WHAT YOU HAVE TO DO ::
Lines that hold the word "jest" should be located and copied.

SUPPLIED DATA ::
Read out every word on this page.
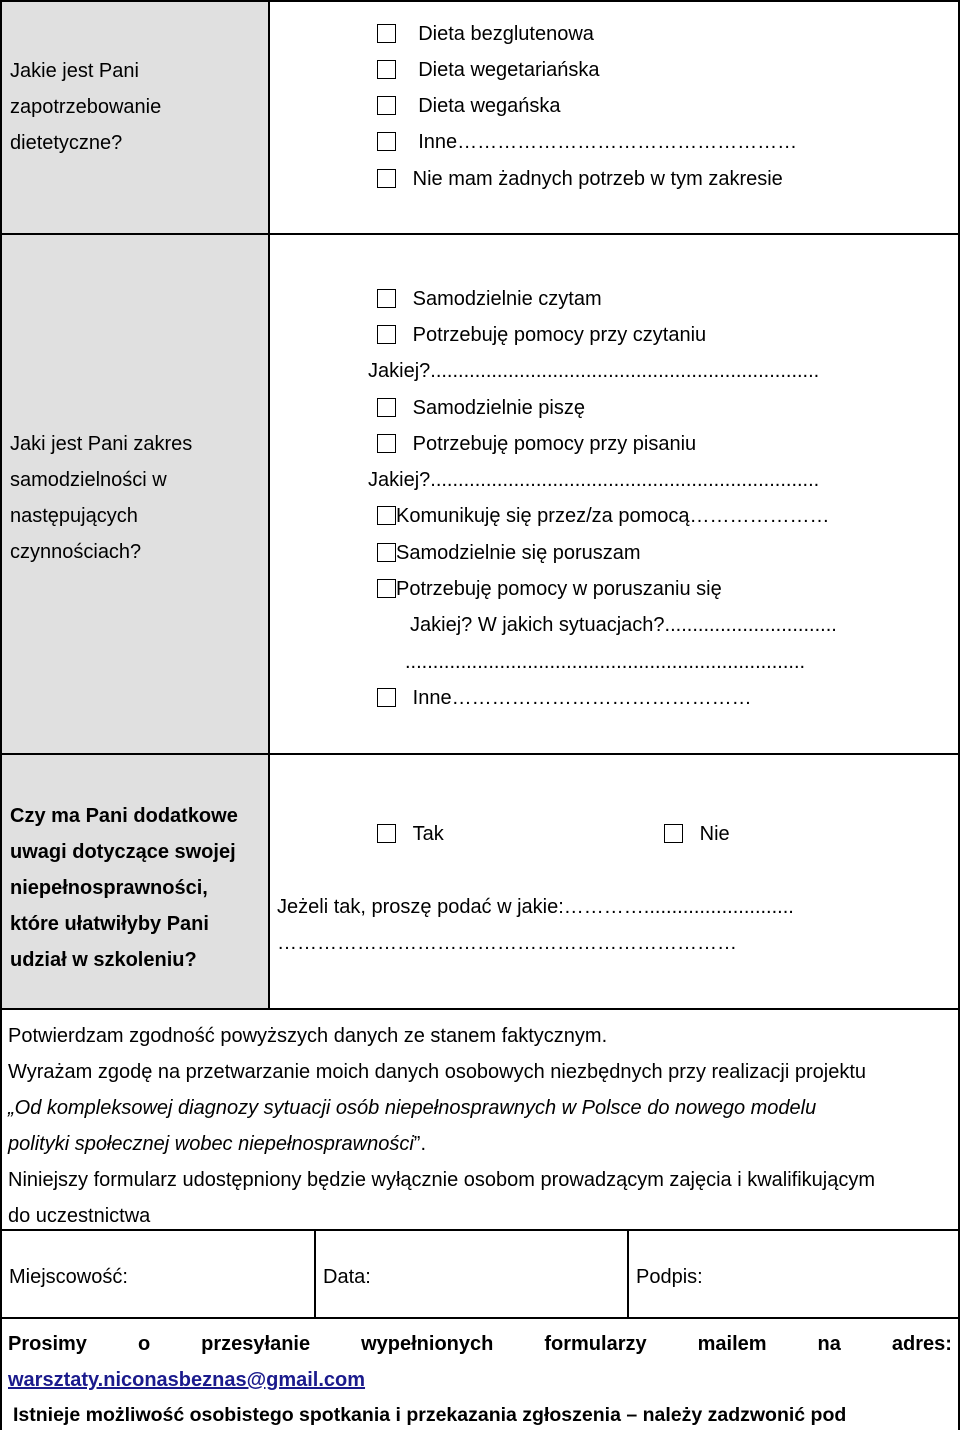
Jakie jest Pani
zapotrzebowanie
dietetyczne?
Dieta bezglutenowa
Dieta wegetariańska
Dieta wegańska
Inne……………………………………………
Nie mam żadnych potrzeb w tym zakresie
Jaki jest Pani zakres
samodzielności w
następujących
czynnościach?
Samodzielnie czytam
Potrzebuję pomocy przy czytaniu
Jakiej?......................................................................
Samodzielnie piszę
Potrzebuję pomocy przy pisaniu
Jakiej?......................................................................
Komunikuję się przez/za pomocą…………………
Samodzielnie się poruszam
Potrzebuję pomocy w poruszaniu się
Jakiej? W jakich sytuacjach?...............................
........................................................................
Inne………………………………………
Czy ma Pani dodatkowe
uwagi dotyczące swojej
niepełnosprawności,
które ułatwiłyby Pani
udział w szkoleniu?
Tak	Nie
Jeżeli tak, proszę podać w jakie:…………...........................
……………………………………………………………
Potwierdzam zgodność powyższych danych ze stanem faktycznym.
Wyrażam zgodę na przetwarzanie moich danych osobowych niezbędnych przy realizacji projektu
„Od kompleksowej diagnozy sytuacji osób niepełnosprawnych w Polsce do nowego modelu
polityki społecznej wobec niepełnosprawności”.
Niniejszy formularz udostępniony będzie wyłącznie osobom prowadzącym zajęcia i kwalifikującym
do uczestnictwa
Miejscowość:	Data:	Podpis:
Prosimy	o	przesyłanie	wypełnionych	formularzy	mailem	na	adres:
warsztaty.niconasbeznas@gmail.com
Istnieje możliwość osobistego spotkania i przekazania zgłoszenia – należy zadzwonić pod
...
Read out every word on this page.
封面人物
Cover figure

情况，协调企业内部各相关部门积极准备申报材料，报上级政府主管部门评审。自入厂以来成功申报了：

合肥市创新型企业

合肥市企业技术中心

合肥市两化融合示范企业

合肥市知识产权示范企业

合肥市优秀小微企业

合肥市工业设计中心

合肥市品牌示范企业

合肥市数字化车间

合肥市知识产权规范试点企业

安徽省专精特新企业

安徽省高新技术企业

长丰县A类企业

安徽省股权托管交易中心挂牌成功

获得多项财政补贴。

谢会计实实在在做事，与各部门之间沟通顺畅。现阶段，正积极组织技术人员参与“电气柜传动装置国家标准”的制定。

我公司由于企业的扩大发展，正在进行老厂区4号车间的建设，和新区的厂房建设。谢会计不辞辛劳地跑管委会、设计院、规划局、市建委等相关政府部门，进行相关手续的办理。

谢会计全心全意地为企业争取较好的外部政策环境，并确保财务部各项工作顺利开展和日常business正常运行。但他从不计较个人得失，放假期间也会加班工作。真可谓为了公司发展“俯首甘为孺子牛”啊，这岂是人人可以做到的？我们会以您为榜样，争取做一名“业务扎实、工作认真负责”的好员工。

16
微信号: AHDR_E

REPLY ::
Jakie jest Pani
Jaki jest Pani zakres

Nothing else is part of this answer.